____ Source records
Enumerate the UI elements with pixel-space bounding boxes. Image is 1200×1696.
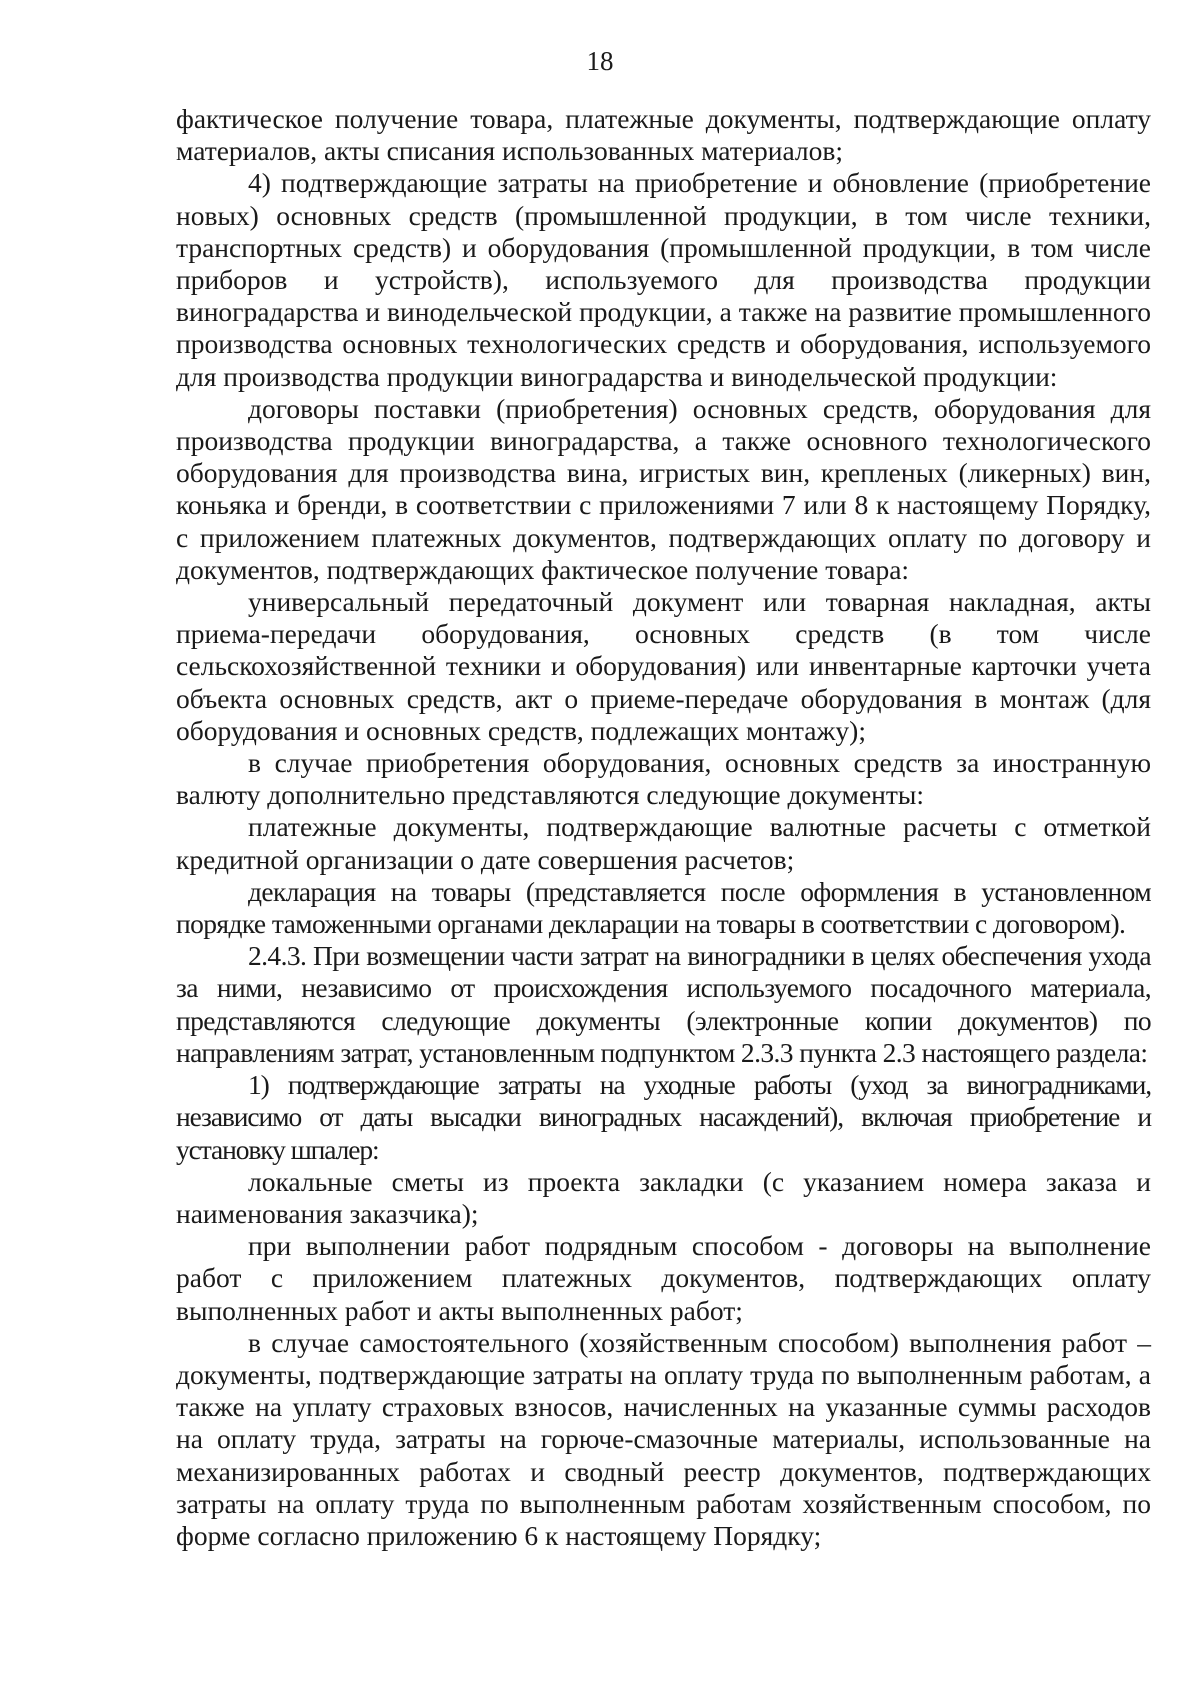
paragraph-10: локальные сметы из проекта закладки (с указанием номера заказа и наименования заказчика); (176, 1165, 1151, 1229)
paragraph-9: 1) подтверждающие затраты на уходные работы (уход за виноградниками, независимо от даты высадки виноградных насаждений), включая приобретение и установку шпалер: (176, 1069, 1151, 1165)
paragraph-1: фактическое получение товара, платежные документы, подтверждающие оплату материалов, акты списания использованных материалов; (176, 103, 1151, 167)
page-number: 18 (586, 46, 614, 76)
paragraph-12: в случае самостоятельного (хозяйственным способом) выполнения работ – документы, подтверждающие затраты на оплату труда по выполненным работам, а также на уплату страховых взносов, начисленных на указанные суммы расходов на оплату труда, затраты на горюче-смазочные материалы, использованные на механизированных работах и сводный реестр документов, подтверждающих затраты на оплату труда по выполненным работам хозяйственным способом, по форме согласно приложению 6 к настоящему Порядку; (176, 1326, 1151, 1551)
paragraph-7: декларация на товары (представляется после оформления в установленном порядке таможенными органами декларации на товары в соответствии с договором). (176, 875, 1151, 940)
paragraph-5: в случае приобретения оборудования, основных средств за иностранную валюту дополнительно представляются следующие документы: (176, 747, 1151, 811)
paragraph-2: 4) подтверждающие затраты на приобретение и обновление (приобретение новых) основных средств (промышленной продукции, в том числе техники, транспортных средств) и оборудования (промышленной продукции, в том числе приборов и устройств), используемого для производства продукции виноградарства и винодельческой продукции, а также на развитие промышленного производства основных технологических средств и оборудования, используемого для производства продукции виноградарства и винодельческой продукции: (176, 167, 1151, 392)
paragraph-8: 2.4.3. При возмещении части затрат на виноградники в целях обеспечения ухода за ними, независимо от происхождения используемого посадочного материала, представляются следующие документы (электронные копии документов) по направлениям затрат, установленным подпунктом 2.3.3 пункта 2.3 настоящего раздела: (176, 940, 1151, 1068)
paragraph-3: договоры поставки (приобретения) основных средств, оборудования для производства продукции виноградарства, а также основного технологического оборудования для производства вина, игристых вин, крепленых (ликерных) вин, коньяка и бренди, в соответствии с приложениями 7 или 8 к настоящему Порядку, с приложением платежных документов, подтверждающих оплату по договору и документов, подтверждающих фактическое получение товара: (176, 392, 1151, 585)
paragraph-6: платежные документы, подтверждающие валютные расчеты с отметкой кредитной организации о дате совершения расчетов; (176, 811, 1151, 875)
paragraph-11: при выполнении работ подрядным способом - договоры на выполнение работ с приложением платежных документов, подтверждающих оплату выполненных работ и акты выполненных работ; (176, 1230, 1151, 1326)
document-body (176, 103, 1151, 1552)
paragraph-4: универсальный передаточный документ или товарная накладная, акты приема-передачи оборудования, основных средств (в том числе сельскохозяйственной техники и оборудования) или инвентарные карточки учета объекта основных средств, акт о приеме-передаче оборудования в монтаж (для оборудования и основных средств, подлежащих монтажу); (176, 586, 1151, 746)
________
Set exercise — Identify each line in the records that contains the word "соответствии", and copy those lines.

Exercise solution —
paragraph-7: декларация на товары (представляется после оформления в установленном порядке таможенными органами декларации на товары в соответствии с договором). (176, 875, 1151, 940)
paragraph-3: договоры поставки (приобретения) основных средств, оборудования для производства продукции виноградарства, а также основного технологического оборудования для производства вина, игристых вин, крепленых (ликерных) вин, коньяка и бренди, в соответствии с приложениями 7 или 8 к настоящему Порядку, с приложением платежных документов, подтверждающих оплату по договору и документов, подтверждающих фактическое получение товара: (176, 392, 1151, 585)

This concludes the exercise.